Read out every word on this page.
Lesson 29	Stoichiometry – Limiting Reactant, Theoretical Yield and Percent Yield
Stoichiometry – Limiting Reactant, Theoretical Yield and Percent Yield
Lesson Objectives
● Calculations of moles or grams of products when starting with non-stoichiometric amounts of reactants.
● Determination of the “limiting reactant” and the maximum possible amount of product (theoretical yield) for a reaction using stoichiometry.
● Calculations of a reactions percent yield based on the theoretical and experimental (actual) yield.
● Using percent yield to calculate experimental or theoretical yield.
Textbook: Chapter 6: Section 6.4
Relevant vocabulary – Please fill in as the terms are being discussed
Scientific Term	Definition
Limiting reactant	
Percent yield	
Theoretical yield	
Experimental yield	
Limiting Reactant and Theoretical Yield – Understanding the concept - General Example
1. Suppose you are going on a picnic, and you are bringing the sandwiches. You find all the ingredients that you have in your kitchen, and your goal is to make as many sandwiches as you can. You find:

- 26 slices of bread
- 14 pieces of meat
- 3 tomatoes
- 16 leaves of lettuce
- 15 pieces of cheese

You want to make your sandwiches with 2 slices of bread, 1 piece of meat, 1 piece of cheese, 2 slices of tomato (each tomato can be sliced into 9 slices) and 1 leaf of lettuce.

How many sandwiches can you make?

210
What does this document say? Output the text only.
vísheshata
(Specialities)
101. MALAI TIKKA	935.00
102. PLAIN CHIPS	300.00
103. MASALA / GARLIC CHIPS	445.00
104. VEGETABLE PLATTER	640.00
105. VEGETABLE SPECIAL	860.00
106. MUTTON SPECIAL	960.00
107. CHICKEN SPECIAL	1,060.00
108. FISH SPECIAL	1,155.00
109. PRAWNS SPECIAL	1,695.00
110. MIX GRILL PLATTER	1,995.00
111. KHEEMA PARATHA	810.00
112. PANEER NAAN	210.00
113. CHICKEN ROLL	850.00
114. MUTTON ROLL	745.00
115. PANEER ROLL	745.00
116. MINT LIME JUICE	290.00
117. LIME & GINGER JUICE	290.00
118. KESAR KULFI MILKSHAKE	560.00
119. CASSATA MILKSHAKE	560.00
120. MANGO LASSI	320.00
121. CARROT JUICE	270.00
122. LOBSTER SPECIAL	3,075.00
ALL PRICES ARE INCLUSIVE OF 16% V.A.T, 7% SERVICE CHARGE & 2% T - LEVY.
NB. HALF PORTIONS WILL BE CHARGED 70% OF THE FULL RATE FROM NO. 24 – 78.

──────────────────────────────

Of all the lines in the material above, how many contain the word "bread"? Give only the count.

Exercise response -
2